Each record below is to be reproduced without any change.

** START OF Listing **

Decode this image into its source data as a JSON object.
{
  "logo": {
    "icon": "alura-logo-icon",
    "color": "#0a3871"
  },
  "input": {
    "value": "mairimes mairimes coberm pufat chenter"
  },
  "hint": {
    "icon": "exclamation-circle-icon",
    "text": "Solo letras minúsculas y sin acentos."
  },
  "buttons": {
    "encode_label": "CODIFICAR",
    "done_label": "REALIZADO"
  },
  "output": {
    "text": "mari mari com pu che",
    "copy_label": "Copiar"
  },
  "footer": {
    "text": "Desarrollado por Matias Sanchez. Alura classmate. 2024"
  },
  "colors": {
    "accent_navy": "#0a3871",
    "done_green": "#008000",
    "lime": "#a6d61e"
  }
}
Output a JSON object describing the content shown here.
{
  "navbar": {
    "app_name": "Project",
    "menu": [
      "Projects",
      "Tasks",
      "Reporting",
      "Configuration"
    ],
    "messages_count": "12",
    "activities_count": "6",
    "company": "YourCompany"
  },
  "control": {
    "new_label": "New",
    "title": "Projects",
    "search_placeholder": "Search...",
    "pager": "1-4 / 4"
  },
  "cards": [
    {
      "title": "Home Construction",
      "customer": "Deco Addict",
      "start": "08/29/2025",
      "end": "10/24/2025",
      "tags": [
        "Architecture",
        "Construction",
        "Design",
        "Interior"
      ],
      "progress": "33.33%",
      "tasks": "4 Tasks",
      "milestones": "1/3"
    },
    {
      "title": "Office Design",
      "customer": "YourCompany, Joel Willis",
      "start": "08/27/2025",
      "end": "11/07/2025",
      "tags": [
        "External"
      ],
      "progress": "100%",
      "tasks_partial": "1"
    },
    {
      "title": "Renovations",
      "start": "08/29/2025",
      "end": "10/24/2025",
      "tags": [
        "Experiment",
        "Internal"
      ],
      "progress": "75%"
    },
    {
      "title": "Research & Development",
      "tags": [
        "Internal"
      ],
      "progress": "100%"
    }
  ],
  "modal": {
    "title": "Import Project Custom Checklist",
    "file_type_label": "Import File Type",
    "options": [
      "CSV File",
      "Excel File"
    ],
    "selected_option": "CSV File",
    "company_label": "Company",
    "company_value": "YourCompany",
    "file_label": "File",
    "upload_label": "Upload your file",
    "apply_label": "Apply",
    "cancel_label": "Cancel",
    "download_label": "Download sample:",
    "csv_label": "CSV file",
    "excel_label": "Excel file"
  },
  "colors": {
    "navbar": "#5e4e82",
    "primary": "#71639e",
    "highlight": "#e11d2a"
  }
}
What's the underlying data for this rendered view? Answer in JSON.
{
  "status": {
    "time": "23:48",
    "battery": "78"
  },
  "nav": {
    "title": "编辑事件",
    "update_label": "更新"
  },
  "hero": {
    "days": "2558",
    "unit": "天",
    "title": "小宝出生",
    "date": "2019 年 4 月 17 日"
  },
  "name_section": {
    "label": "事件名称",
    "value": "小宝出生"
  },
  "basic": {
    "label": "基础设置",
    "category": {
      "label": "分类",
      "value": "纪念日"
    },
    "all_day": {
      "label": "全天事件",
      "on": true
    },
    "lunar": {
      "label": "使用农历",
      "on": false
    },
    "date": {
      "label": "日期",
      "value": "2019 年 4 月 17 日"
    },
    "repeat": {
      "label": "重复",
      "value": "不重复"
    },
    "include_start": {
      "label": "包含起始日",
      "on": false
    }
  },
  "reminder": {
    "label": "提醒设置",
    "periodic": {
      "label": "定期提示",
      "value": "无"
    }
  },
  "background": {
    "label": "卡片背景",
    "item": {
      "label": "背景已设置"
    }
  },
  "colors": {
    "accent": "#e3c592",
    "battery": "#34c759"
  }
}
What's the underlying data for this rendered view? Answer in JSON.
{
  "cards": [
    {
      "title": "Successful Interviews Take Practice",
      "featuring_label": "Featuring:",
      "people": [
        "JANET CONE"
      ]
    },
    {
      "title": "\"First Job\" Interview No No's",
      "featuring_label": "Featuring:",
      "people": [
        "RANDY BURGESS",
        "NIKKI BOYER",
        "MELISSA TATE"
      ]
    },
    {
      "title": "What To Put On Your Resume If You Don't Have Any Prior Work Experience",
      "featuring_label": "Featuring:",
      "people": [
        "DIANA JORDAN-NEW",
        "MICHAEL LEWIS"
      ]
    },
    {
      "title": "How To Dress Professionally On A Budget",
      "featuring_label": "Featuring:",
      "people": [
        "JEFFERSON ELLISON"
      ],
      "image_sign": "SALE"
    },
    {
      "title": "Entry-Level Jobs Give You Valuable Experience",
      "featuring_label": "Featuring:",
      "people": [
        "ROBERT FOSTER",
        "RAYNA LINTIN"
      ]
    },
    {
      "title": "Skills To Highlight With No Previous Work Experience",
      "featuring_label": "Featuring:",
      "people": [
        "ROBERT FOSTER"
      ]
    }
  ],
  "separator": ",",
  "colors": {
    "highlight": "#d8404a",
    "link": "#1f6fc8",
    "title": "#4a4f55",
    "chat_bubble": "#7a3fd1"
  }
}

** END OF Listing **

▸ Finished exercise:
Decode this image into its source data as a JSON object.
{
  "logo": {
    "icon": "alura-logo-icon",
    "color": "#0a3871"
  },
  "input": {
    "value": "mairimes mairimes coberm pufat chenter"
  },
  "hint": {
    "icon": "exclamation-circle-icon",
    "text": "Solo letras minúsculas y sin acentos."
  },
  "buttons": {
    "encode_label": "CODIFICAR",
    "done_label": "REALIZADO"
  },
  "output": {
    "text": "mari mari com pu che",
    "copy_label": "Copiar"
  },
  "footer": {
    "text": "Desarrollado por Matias Sanchez. Alura classmate. 2024"
  },
  "colors": {
    "accent_navy": "#0a3871",
    "done_green": "#008000",
    "lime": "#a6d61e"
  }
}
Output a JSON object describing the content shown here.
{
  "navbar": {
    "app_name": "Project",
    "menu": [
      "Projects",
      "Tasks",
      "Reporting",
      "Configuration"
    ],
    "messages_count": "12",
    "activities_count": "6",
    "company": "YourCompany"
  },
  "control": {
    "new_label": "New",
    "title": "Projects",
    "search_placeholder": "Search...",
    "pager": "1-4 / 4"
  },
  "cards": [
    {
      "title": "Home Construction",
      "customer": "Deco Addict",
      "start": "08/29/2025",
      "end": "10/24/2025",
      "tags": [
        "Architecture",
        "Construction",
        "Design",
        "Interior"
      ],
      "progress": "33.33%",
      "tasks": "4 Tasks",
      "milestones": "1/3"
    },
    {
      "title": "Office Design",
      "customer": "YourCompany, Joel Willis",
      "start": "08/27/2025",
      "end": "11/07/2025",
      "tags": [
        "External"
      ],
      "progress": "100%",
      "tasks_partial": "1"
    },
    {
      "title": "Renovations",
      "start": "08/29/2025",
      "end": "10/24/2025",
      "tags": [
        "Experiment",
        "Internal"
      ],
      "progress": "75%"
    },
    {
      "title": "Research & Development",
      "tags": [
        "Internal"
      ],
      "progress": "100%"
    }
  ],
  "modal": {
    "title": "Import Project Custom Checklist",
    "file_type_label": "Import File Type",
    "options": [
      "CSV File",
      "Excel File"
    ],
    "selected_option": "CSV File",
    "company_label": "Company",
    "company_value": "YourCompany",
    "file_label": "File",
    "upload_label": "Upload your file",
    "apply_label": "Apply",
    "cancel_label": "Cancel",
    "download_label": "Download sample:",
    "csv_label": "CSV file",
    "excel_label": "Excel file"
  },
  "colors": {
    "navbar": "#5e4e82",
    "primary": "#71639e",
    "highlight": "#e11d2a"
  }
}
What's the underlying data for this rendered view? Answer in JSON.
{
  "status": {
    "time": "23:48",
    "battery": "78"
  },
  "nav": {
    "title": "编辑事件",
    "update_label": "更新"
  },
  "hero": {
    "days": "2558",
    "unit": "天",
    "title": "小宝出生",
    "date": "2019 年 4 月 17 日"
  },
  "name_section": {
    "label": "事件名称",
    "value": "小宝出生"
  },
  "basic": {
    "label": "基础设置",
    "category": {
      "label": "分类",
      "value": "纪念日"
    },
    "all_day": {
      "label": "全天事件",
      "on": true
    },
    "lunar": {
      "label": "使用农历",
      "on": false
    },
    "date": {
      "label": "日期",
      "value": "2019 年 4 月 17 日"
    },
    "repeat": {
      "label": "重复",
      "value": "不重复"
    },
    "include_start": {
      "label": "包含起始日",
      "on": false
    }
  },
  "reminder": {
    "label": "提醒设置",
    "periodic": {
      "label": "定期提示",
      "value": "无"
    }
  },
  "background": {
    "label": "卡片背景",
    "item": {
      "label": "背景已设置"
    }
  },
  "colors": {
    "accent": "#e3c592",
    "battery": "#34c759"
  }
}
What's the underlying data for this rendered view? Answer in JSON.
{
  "cards": [
    {
      "title": "Successful Interviews Take Practice",
      "featuring_label": "Featuring:",
      "people": [
        "JANET CONE"
      ]
    },
    {
      "title": "\"First Job\" Interview No No's",
      "featuring_label": "Featuring:",
      "people": [
        "RANDY BURGESS",
        "NIKKI BOYER",
        "MELISSA TATE"
      ]
    },
    {
      "title": "What To Put On Your Resume If You Don't Have Any Prior Work Experience",
      "featuring_label": "Featuring:",
      "people": [
        "DIANA JORDAN-NEW",
        "MICHAEL LEWIS"
      ]
    },
    {
      "title": "How To Dress Professionally On A Budget",
      "featuring_label": "Featuring:",
      "people": [
        "JEFFERSON ELLISON"
      ],
      "image_sign": "SALE"
    },
    {
      "title": "Entry-Level Jobs Give You Valuable Experience",
      "featuring_label": "Featuring:",
      "people": [
        "ROBERT FOSTER",
        "RAYNA LINTIN"
      ]
    },
    {
      "title": "Skills To Highlight With No Previous Work Experience",
      "featuring_label": "Featuring:",
      "people": [
        "ROBERT FOSTER"
      ]
    }
  ],
  "separator": ",",
  "colors": {
    "highlight": "#d8404a",
    "link": "#1f6fc8",
    "title": "#4a4f55",
    "chat_bubble": "#7a3fd1"
  }
}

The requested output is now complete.